● Layout dataset entries:
#####

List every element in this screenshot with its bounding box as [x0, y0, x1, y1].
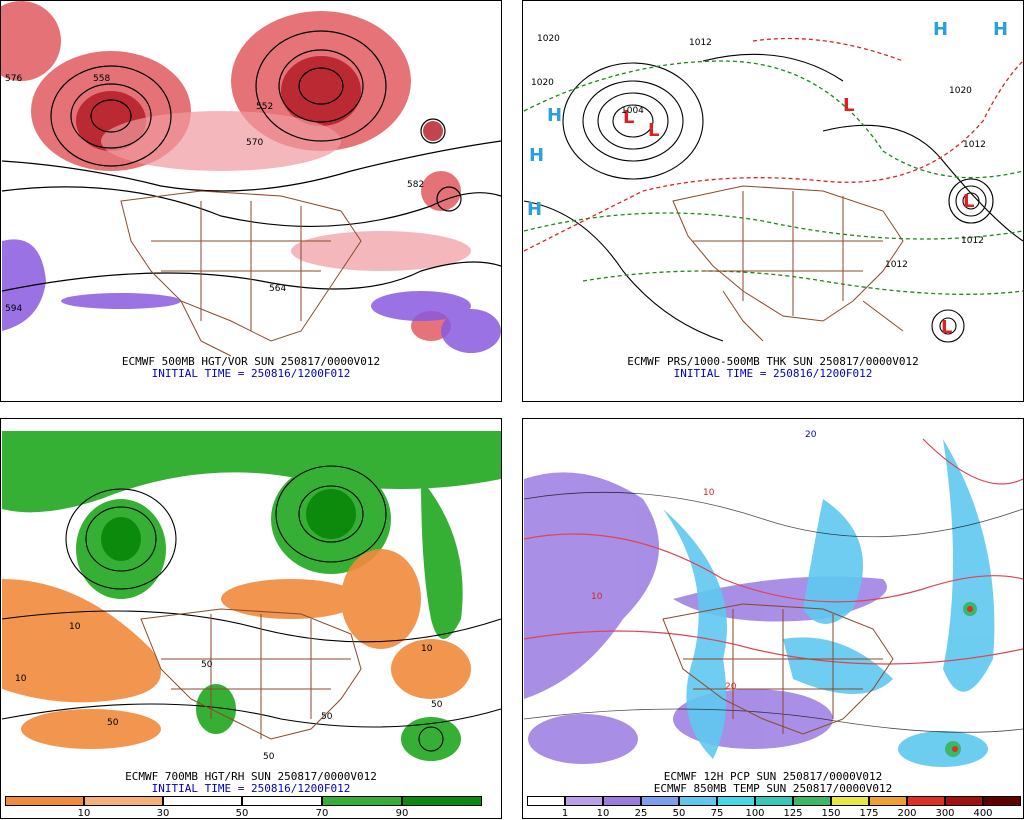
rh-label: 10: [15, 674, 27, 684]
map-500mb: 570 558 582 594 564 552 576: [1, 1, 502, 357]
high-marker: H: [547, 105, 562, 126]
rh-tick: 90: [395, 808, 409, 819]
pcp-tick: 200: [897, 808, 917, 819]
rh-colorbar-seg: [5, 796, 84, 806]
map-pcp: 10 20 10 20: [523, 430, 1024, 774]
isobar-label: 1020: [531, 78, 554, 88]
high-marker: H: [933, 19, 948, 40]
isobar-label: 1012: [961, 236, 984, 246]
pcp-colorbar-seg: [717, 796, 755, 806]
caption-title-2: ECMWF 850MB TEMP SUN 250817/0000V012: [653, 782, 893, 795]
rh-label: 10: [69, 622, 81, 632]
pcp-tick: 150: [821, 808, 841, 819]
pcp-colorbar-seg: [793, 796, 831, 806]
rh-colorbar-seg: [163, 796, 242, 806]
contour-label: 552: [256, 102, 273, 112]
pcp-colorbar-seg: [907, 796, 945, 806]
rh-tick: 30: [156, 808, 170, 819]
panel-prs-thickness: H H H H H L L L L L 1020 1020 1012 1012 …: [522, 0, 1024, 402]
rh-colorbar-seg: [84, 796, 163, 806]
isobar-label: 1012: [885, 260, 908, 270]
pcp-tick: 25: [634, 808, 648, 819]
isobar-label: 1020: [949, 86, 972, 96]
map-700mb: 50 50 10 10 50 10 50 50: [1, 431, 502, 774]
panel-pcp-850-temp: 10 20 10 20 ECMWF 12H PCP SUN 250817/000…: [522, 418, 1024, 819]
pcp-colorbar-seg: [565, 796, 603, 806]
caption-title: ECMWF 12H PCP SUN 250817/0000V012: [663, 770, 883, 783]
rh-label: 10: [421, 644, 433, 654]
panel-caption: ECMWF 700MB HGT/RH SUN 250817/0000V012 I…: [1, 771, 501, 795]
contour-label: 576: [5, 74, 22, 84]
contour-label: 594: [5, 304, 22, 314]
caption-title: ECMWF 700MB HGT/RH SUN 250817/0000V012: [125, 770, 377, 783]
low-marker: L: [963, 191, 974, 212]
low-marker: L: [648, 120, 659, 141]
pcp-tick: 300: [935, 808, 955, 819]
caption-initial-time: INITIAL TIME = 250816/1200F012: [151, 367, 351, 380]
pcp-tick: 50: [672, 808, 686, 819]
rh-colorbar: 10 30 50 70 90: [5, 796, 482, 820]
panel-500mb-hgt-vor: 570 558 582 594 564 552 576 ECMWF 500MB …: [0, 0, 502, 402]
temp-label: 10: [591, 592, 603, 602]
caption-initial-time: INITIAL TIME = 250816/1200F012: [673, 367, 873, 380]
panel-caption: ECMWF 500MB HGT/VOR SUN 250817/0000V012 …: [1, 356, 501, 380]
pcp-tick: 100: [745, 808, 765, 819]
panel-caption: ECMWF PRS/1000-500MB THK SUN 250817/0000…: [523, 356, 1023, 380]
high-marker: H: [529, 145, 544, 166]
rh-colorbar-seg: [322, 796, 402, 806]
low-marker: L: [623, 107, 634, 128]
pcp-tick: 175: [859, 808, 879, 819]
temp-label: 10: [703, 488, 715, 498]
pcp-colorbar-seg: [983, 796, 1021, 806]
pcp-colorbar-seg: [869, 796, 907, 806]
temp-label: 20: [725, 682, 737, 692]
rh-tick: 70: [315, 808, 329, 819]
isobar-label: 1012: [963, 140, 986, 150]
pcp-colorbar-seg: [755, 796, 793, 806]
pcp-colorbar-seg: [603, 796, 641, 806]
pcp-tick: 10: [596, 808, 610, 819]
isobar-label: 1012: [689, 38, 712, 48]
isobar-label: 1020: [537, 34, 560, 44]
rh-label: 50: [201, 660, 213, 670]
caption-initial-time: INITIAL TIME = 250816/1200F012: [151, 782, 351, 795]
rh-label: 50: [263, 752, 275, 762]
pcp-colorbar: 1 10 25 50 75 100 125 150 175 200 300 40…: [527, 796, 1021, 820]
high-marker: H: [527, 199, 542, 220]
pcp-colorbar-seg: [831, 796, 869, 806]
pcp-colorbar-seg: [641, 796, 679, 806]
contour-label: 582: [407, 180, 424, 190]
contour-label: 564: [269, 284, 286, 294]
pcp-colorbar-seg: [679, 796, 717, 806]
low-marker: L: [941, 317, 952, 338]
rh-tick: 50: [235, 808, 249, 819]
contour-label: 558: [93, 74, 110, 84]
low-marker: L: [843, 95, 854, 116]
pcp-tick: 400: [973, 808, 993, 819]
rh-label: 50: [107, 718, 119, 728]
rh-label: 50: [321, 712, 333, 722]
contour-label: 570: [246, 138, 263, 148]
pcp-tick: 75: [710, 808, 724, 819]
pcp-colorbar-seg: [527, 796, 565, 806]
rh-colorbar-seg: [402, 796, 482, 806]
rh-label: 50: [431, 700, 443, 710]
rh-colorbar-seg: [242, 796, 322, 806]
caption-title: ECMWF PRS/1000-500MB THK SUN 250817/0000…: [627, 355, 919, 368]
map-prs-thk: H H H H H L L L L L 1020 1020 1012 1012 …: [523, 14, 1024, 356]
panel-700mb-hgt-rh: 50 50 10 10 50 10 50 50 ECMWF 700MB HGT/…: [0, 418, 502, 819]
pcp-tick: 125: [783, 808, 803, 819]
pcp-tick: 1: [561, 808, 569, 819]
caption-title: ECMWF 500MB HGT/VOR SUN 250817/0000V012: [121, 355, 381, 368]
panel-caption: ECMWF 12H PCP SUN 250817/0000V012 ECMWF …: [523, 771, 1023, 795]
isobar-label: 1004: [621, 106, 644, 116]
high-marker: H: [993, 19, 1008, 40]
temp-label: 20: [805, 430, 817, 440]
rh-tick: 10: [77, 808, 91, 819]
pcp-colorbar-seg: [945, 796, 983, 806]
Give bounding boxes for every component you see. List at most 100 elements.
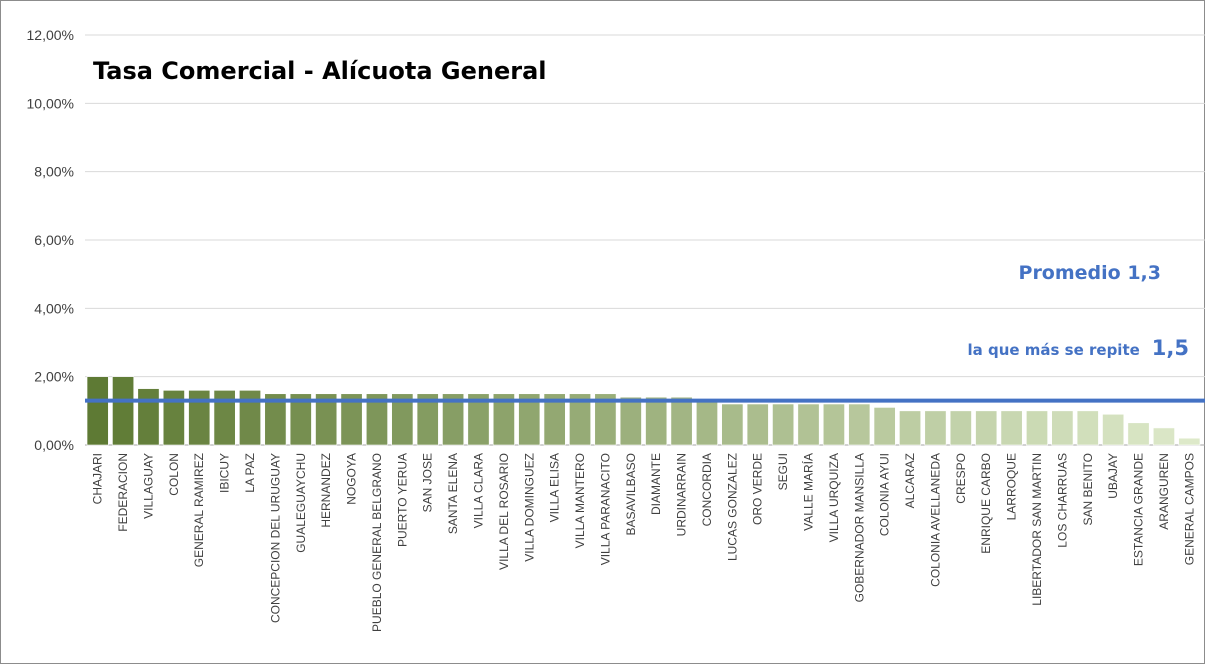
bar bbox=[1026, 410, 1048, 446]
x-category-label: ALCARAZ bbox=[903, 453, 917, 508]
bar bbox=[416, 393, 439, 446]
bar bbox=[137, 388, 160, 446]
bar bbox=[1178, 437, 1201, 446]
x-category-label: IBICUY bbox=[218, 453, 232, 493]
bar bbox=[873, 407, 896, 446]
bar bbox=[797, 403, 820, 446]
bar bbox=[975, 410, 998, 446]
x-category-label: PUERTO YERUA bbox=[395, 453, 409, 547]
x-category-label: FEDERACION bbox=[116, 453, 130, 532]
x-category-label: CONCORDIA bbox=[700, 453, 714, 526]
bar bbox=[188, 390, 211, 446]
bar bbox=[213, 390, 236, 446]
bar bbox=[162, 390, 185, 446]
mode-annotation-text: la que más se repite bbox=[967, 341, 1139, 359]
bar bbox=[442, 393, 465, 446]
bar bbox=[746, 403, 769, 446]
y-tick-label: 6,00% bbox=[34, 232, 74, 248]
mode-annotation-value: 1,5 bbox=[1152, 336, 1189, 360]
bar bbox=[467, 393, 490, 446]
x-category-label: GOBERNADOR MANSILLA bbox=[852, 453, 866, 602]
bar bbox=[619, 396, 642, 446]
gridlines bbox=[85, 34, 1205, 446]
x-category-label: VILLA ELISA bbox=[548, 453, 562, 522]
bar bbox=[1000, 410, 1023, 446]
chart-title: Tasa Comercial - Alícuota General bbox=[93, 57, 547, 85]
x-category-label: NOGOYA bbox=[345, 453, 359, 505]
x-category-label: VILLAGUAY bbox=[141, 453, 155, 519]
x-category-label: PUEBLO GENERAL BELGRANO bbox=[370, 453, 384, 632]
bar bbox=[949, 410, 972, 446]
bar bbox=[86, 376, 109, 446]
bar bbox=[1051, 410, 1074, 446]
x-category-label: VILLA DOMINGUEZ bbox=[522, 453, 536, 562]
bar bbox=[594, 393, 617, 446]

#####

● What you will do:
Reproduce the records word for word, starting at the line that contains "rh-label: 10: [15, 674, 27, 684]" and ending after the line that contains "map-700mb: 50 50".

● Task output:
rh-label: 10: [15, 674, 27, 684]
map-500mb: 570 558 582 594 564 552 576: [1, 1, 502, 357]
high-marker: H: [547, 105, 562, 126]
rh-tick: 90: [395, 808, 409, 819]
pcp-tick: 200: [897, 808, 917, 819]
rh-colorbar-seg: [5, 796, 84, 806]
map-pcp: 10 20 10 20: [523, 430, 1024, 774]
isobar-label: 1020: [531, 78, 554, 88]
high-marker: H: [933, 19, 948, 40]
isobar-label: 1012: [961, 236, 984, 246]
pcp-colorbar-seg: [717, 796, 755, 806]
caption-title-2: ECMWF 850MB TEMP SUN 250817/0000V012: [653, 782, 893, 795]
rh-label: 10: [69, 622, 81, 632]
pcp-tick: 150: [821, 808, 841, 819]
pcp-colorbar-seg: [793, 796, 831, 806]
rh-colorbar-seg: [163, 796, 242, 806]
contour-label: 552: [256, 102, 273, 112]
pcp-colorbar-seg: [907, 796, 945, 806]
rh-tick: 30: [156, 808, 170, 819]
panel-prs-thickness: H H H H H L L L L L 1020 1020 1012 1012 …: [522, 0, 1024, 402]
rh-colorbar-seg: [84, 796, 163, 806]
isobar-label: 1012: [885, 260, 908, 270]
pcp-tick: 25: [634, 808, 648, 819]
isobar-label: 1020: [949, 86, 972, 96]
map-700mb: 50 50 10 10 50 10 50 50: [1, 431, 502, 774]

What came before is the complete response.